#### Task statement
Pick out every line that holds the string "document" and copy it.

========================

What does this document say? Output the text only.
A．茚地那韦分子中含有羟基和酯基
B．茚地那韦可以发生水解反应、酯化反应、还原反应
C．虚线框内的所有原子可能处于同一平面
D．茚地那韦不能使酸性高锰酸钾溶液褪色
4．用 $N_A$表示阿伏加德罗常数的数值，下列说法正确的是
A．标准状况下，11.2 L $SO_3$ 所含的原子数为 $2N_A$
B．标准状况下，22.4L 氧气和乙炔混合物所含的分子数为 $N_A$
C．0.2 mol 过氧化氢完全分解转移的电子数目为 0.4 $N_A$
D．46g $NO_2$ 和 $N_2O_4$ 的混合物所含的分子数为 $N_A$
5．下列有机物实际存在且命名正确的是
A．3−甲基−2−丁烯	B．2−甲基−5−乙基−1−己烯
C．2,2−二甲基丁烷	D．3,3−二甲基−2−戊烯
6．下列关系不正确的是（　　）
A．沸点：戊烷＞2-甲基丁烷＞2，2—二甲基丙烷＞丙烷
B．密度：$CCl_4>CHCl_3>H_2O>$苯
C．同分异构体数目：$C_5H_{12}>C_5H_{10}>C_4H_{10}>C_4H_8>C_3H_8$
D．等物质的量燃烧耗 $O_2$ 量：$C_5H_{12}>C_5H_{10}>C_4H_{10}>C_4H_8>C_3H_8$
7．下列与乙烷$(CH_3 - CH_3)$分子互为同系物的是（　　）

========================

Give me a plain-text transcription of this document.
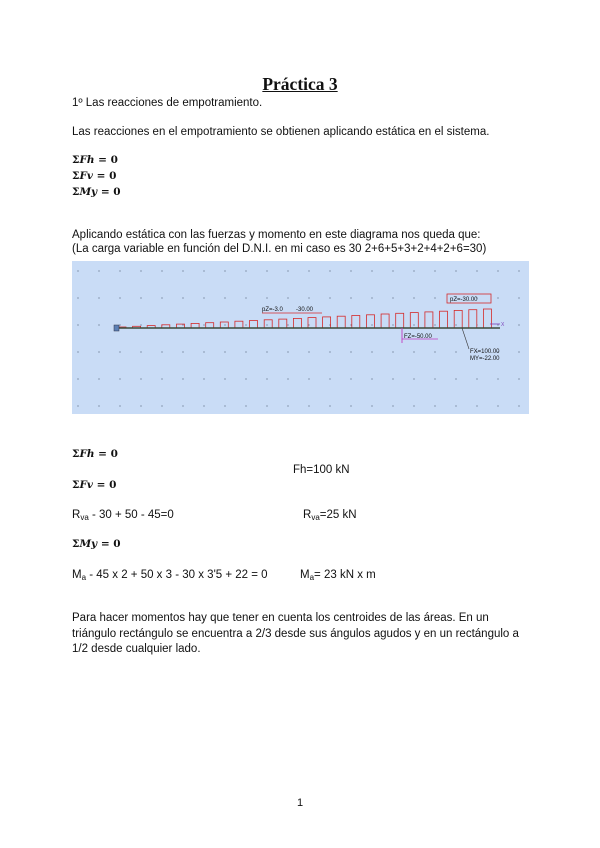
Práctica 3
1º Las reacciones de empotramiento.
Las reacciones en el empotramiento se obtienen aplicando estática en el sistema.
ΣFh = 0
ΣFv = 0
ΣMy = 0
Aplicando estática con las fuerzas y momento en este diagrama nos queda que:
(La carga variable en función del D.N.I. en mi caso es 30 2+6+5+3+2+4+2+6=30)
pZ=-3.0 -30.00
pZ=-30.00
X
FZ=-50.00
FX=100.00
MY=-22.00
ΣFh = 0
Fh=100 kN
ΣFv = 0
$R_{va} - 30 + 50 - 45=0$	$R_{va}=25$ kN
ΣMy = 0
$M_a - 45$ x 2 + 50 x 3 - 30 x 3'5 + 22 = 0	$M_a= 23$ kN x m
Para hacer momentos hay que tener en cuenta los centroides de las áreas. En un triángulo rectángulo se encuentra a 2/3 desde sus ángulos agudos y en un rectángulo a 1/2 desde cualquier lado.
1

========================

#### Written reply
What does this document say? Output the text only.
Give me a plain-text transcription of this document.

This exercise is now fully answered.